_WORK INSTRUCTIONS_
Please reproduce all of the data below verbatim, leaving out the pictures.

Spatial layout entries
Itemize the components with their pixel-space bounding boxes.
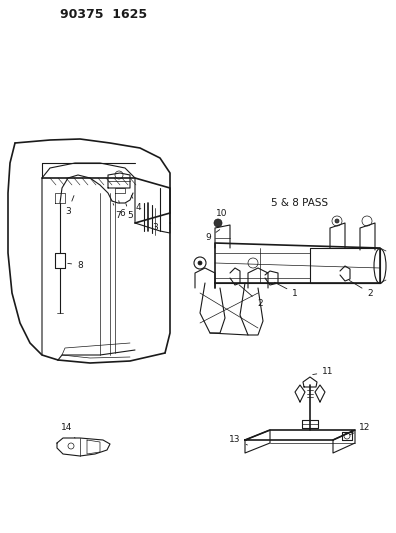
Text: 10: 10	[216, 208, 228, 217]
Text: 14: 14	[61, 424, 75, 438]
Text: 90375  1625: 90375 1625	[60, 9, 147, 21]
Text: 5: 5	[126, 204, 133, 221]
Text: 12: 12	[350, 424, 371, 435]
Text: 13: 13	[229, 435, 248, 445]
Text: 2: 2	[239, 285, 263, 308]
Text: 5 & 8 PASS: 5 & 8 PASS	[271, 198, 329, 208]
Circle shape	[198, 261, 202, 265]
Text: 8: 8	[68, 261, 83, 270]
Text: 3: 3	[148, 218, 158, 232]
Circle shape	[214, 219, 222, 227]
Circle shape	[335, 219, 339, 223]
Text: 4: 4	[131, 196, 141, 213]
Text: 2: 2	[349, 280, 373, 297]
Text: 11: 11	[313, 367, 334, 376]
Text: 9: 9	[205, 230, 220, 243]
Text: 1: 1	[274, 282, 298, 297]
Text: 6: 6	[119, 201, 125, 217]
Text: 3: 3	[65, 196, 74, 215]
Text: 7: 7	[113, 204, 121, 220]
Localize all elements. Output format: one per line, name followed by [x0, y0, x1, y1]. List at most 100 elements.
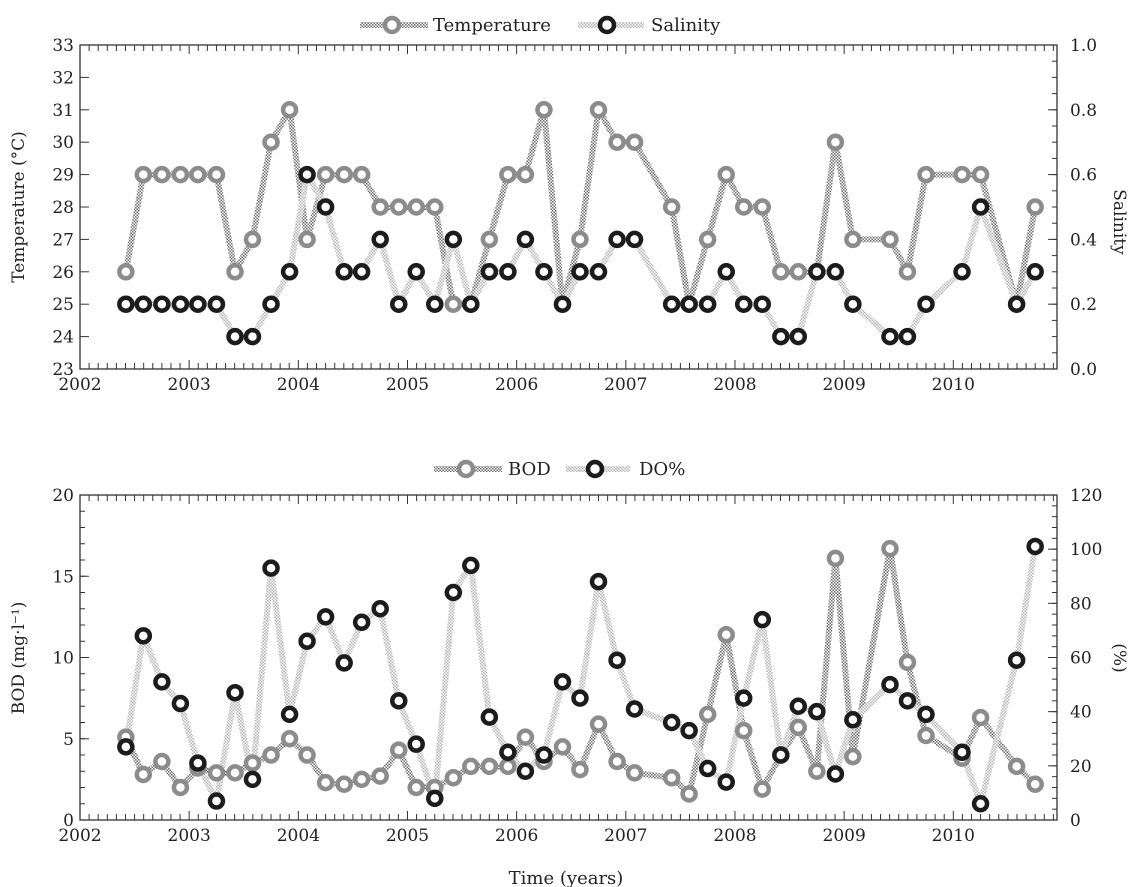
data-point-temperature	[516, 165, 535, 184]
data-point-temperature	[390, 198, 408, 216]
data-point-salinity	[480, 263, 499, 281]
y-left-tick-label: 25	[52, 295, 74, 315]
series-top	[117, 101, 1044, 346]
y-right-tick-label: 80	[1070, 594, 1092, 614]
x-tick-label: 2002	[58, 375, 101, 395]
data-point-salinity	[772, 327, 790, 346]
data-point-temperature	[371, 198, 389, 216]
x-tick-label: 2002	[58, 826, 101, 846]
data-point-temperature	[316, 165, 335, 184]
data-point-do	[971, 795, 990, 813]
data-point-temperature	[698, 230, 717, 249]
y-left-tick-label: 32	[52, 68, 74, 88]
data-point-bod	[226, 764, 244, 782]
data-point-temperature	[898, 263, 917, 281]
x-tick-label: 2008	[713, 375, 756, 395]
data-point-salinity	[117, 295, 135, 313]
data-point-temperature	[243, 230, 262, 249]
y-left-tick-label: 31	[52, 101, 74, 121]
data-point-do	[153, 673, 171, 691]
data-point-do	[826, 765, 845, 783]
y-right-tick-label: 60	[1070, 649, 1092, 669]
data-point-salinity	[298, 165, 316, 184]
data-point-salinity	[680, 295, 698, 313]
data-point-temperature	[262, 133, 280, 151]
x-tick-label: 2006	[495, 826, 538, 846]
data-point-salinity	[462, 295, 480, 313]
data-point-temperature	[189, 165, 207, 184]
data-point-do	[371, 600, 389, 618]
legend-marker-salinity	[597, 15, 617, 35]
y-left-tick-label: 26	[52, 263, 74, 283]
data-point-salinity	[826, 263, 845, 281]
data-point-do	[171, 694, 190, 713]
data-point-bod	[898, 653, 917, 672]
y-left-tick-label: 27	[52, 230, 74, 250]
data-point-do	[844, 711, 862, 729]
data-point-temperature	[881, 230, 899, 249]
data-point-bod	[262, 746, 280, 764]
legend-label-temperature: Temperature	[433, 15, 551, 36]
data-point-do	[571, 689, 589, 707]
y-axis-label-salinity: Salinity	[1109, 189, 1129, 255]
data-point-do	[698, 759, 717, 778]
data-point-temperature	[499, 165, 517, 184]
data-point-salinity	[535, 263, 553, 281]
data-point-do	[462, 556, 480, 575]
data-point-bod	[499, 757, 517, 776]
data-point-salinity	[280, 263, 299, 281]
data-point-temperature	[717, 165, 735, 184]
legend-marker-temperature	[382, 15, 402, 35]
data-point-salinity	[662, 295, 681, 313]
y-left-tick-label: 5	[63, 730, 74, 750]
data-point-bod	[717, 626, 735, 644]
data-point-bod	[1007, 757, 1026, 776]
data-point-bod	[571, 760, 589, 779]
data-point-bod	[407, 778, 425, 797]
data-point-temperature	[625, 133, 644, 151]
data-point-salinity	[243, 327, 262, 346]
data-point-temperature	[753, 198, 772, 216]
data-point-temperature	[844, 230, 862, 249]
y-right-tick-label: 20	[1070, 757, 1092, 777]
data-point-bod	[462, 757, 480, 776]
data-point-salinity	[444, 230, 463, 249]
data-point-do	[189, 754, 207, 772]
y-left-tick-label: 33	[52, 36, 74, 56]
data-point-do	[352, 613, 371, 632]
data-point-salinity	[134, 295, 153, 313]
data-point-bod	[881, 539, 899, 558]
data-point-bod	[352, 770, 371, 789]
data-point-bod	[789, 718, 808, 737]
data-point-temperature	[662, 198, 681, 216]
data-point-temperature	[207, 165, 226, 184]
data-point-temperature	[772, 263, 790, 281]
data-point-do	[499, 743, 517, 762]
data-point-do	[589, 572, 608, 591]
y-left-tick-label: 23	[52, 360, 74, 380]
data-point-bod	[444, 769, 463, 787]
data-point-do	[772, 746, 790, 764]
data-point-bod	[753, 780, 772, 798]
data-point-do	[335, 654, 353, 672]
x-tick-label: 2007	[604, 375, 647, 395]
data-point-do	[680, 721, 698, 740]
data-point-salinity	[881, 327, 899, 346]
data-point-salinity	[734, 295, 753, 313]
data-point-bod	[298, 746, 316, 764]
x-tick-label: 2004	[277, 826, 320, 846]
data-point-temperature	[480, 230, 499, 249]
data-point-temperature	[226, 263, 244, 281]
y-right-tick-label: 1.0	[1070, 36, 1097, 56]
x-tick-label: 2010	[932, 375, 975, 395]
x-tick-label: 2005	[386, 826, 429, 846]
data-point-salinity	[844, 295, 862, 313]
legend-label-do: DO%	[639, 459, 685, 480]
data-point-do	[553, 673, 572, 691]
y-right-tick-label: 0.2	[1070, 295, 1097, 315]
data-point-do	[134, 627, 153, 645]
data-point-do	[898, 692, 917, 710]
data-point-temperature	[1026, 198, 1044, 216]
x-tick-label: 2007	[604, 826, 647, 846]
data-point-bod	[698, 705, 717, 724]
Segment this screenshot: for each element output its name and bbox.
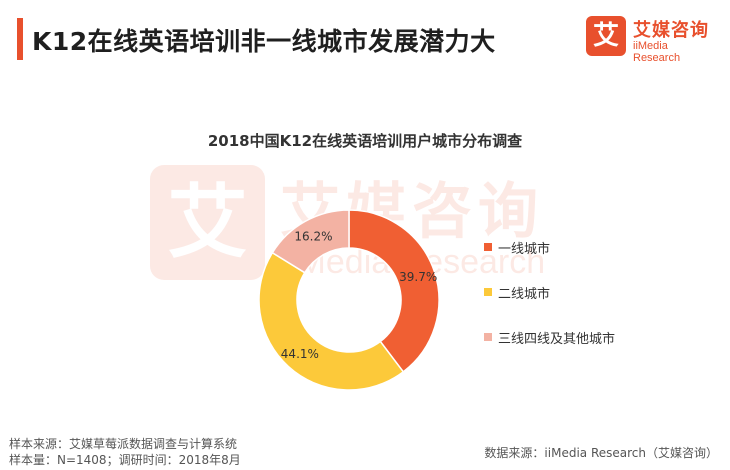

_IN RESPONSE_
Itemize the components with their pixel-space bounding boxes.
Text: 10: 10	[216, 208, 228, 217]
Text: 14: 14	[61, 424, 75, 438]
Text: 90375  1625: 90375 1625	[60, 9, 147, 21]
Text: 5: 5	[126, 204, 133, 221]
Text: 12: 12	[350, 424, 371, 435]
Text: 13: 13	[229, 435, 248, 445]
Text: 2: 2	[239, 285, 263, 308]
Text: 5 & 8 PASS: 5 & 8 PASS	[271, 198, 329, 208]
Circle shape	[198, 261, 202, 265]
Text: 8: 8	[68, 261, 83, 270]
Text: 3: 3	[148, 218, 158, 232]
Circle shape	[214, 219, 222, 227]
Circle shape	[335, 219, 339, 223]
Text: 4: 4	[131, 196, 141, 213]
Text: 2: 2	[349, 280, 373, 297]
Text: 11: 11	[313, 367, 334, 376]
Text: 9: 9	[205, 230, 220, 243]
Text: 1: 1	[274, 282, 298, 297]
Text: 6: 6	[119, 201, 125, 217]
Text: 3: 3	[65, 196, 74, 215]
Text: 7: 7	[113, 204, 121, 220]
Localize all elements. Output format: one per line, name followed by [x0, y0, x1, y1]. List at most 100 elements.
data-point-temperature	[516, 165, 535, 184]
data-point-temperature	[390, 198, 408, 216]
data-point-salinity	[480, 263, 499, 281]
y-left-tick-label: 25	[52, 295, 74, 315]
series-top	[117, 101, 1044, 346]
y-right-tick-label: 80	[1070, 594, 1092, 614]
x-tick-label: 2002	[58, 375, 101, 395]
data-point-salinity	[772, 327, 790, 346]
data-point-temperature	[371, 198, 389, 216]
x-tick-label: 2002	[58, 826, 101, 846]
data-point-temperature	[316, 165, 335, 184]
data-point-do	[971, 795, 990, 813]
data-point-temperature	[698, 230, 717, 249]
y-left-tick-label: 32	[52, 68, 74, 88]
data-point-bod	[226, 764, 244, 782]
data-point-temperature	[898, 263, 917, 281]
x-tick-label: 2008	[713, 375, 756, 395]
data-point-salinity	[117, 295, 135, 313]
data-point-temperature	[243, 230, 262, 249]
y-left-tick-label: 31	[52, 101, 74, 121]
data-point-do	[153, 673, 171, 691]
data-point-do	[826, 765, 845, 783]
y-right-tick-label: 60	[1070, 649, 1092, 669]
data-point-salinity	[298, 165, 316, 184]
data-point-salinity	[680, 295, 698, 313]
data-point-temperature	[262, 133, 280, 151]
x-tick-label: 2006	[495, 826, 538, 846]
data-point-salinity	[462, 295, 480, 313]
data-point-temperature	[189, 165, 207, 184]
data-point-do	[371, 600, 389, 618]
legend-marker-salinity	[597, 15, 617, 35]
y-left-tick-label: 26	[52, 263, 74, 283]
data-point-salinity	[826, 263, 845, 281]
data-point-do	[171, 694, 190, 713]
data-point-bod	[898, 653, 917, 672]
y-left-tick-label: 27	[52, 230, 74, 250]
data-point-do	[844, 711, 862, 729]
data-point-temperature	[881, 230, 899, 249]
data-point-bod	[262, 746, 280, 764]
legend-label-temperature: Temperature	[433, 15, 551, 36]
data-point-do	[571, 689, 589, 707]
y-axis-label-salinity: Salinity	[1109, 189, 1129, 255]
data-point-do	[698, 759, 717, 778]
data-point-temperature	[499, 165, 517, 184]
data-point-salinity	[535, 263, 553, 281]
data-point-do	[462, 556, 480, 575]
data-point-bod	[499, 757, 517, 776]
data-point-salinity	[280, 263, 299, 281]
data-point-temperature	[717, 165, 735, 184]
legend-marker-temperature	[382, 15, 402, 35]
data-point-salinity	[662, 295, 681, 313]
y-left-tick-label: 5	[63, 730, 74, 750]
data-point-bod	[717, 626, 735, 644]
data-point-bod	[1007, 757, 1026, 776]
data-point-bod	[571, 760, 589, 779]
data-point-bod	[407, 778, 425, 797]
data-point-temperature	[625, 133, 644, 151]
data-point-salinity	[243, 327, 262, 346]
data-point-temperature	[753, 198, 772, 216]
data-point-temperature	[844, 230, 862, 249]
y-right-tick-label: 20	[1070, 757, 1092, 777]
data-point-bod	[462, 757, 480, 776]
data-point-salinity	[444, 230, 463, 249]
data-point-do	[189, 754, 207, 772]
y-left-tick-label: 33	[52, 36, 74, 56]
data-point-do	[352, 613, 371, 632]
data-point-salinity	[134, 295, 153, 313]
data-point-bod	[881, 539, 899, 558]
data-point-bod	[352, 770, 371, 789]
data-point-bod	[789, 718, 808, 737]
data-point-temperature	[662, 198, 681, 216]
data-point-temperature	[207, 165, 226, 184]
data-point-temperature	[772, 263, 790, 281]
data-point-do	[499, 743, 517, 762]
data-point-do	[589, 572, 608, 591]
y-left-tick-label: 23	[52, 360, 74, 380]
data-point-bod	[444, 769, 463, 787]
data-point-do	[772, 746, 790, 764]
data-point-bod	[753, 780, 772, 798]
data-point-do	[335, 654, 353, 672]
x-tick-label: 2007	[604, 375, 647, 395]
data-point-do	[680, 721, 698, 740]
data-point-salinity	[881, 327, 899, 346]
data-point-salinity	[734, 295, 753, 313]
data-point-bod	[298, 746, 316, 764]
x-tick-label: 2004	[277, 826, 320, 846]
data-point-temperature	[480, 230, 499, 249]
data-point-temperature	[226, 263, 244, 281]
y-right-tick-label: 1.0	[1070, 36, 1097, 56]
x-tick-label: 2010	[932, 375, 975, 395]
x-tick-label: 2005	[386, 826, 429, 846]
data-point-salinity	[844, 295, 862, 313]
legend-label-do: DO%	[639, 459, 685, 480]
data-point-do	[553, 673, 572, 691]
y-right-tick-label: 0.2	[1070, 295, 1097, 315]
data-point-do	[134, 627, 153, 645]
data-point-do	[898, 692, 917, 710]
data-point-temperature	[1026, 198, 1044, 216]
x-tick-label: 2007	[604, 826, 647, 846]
data-point-bod	[698, 705, 717, 724]
Segment this screenshot: for each element output its name and bbox.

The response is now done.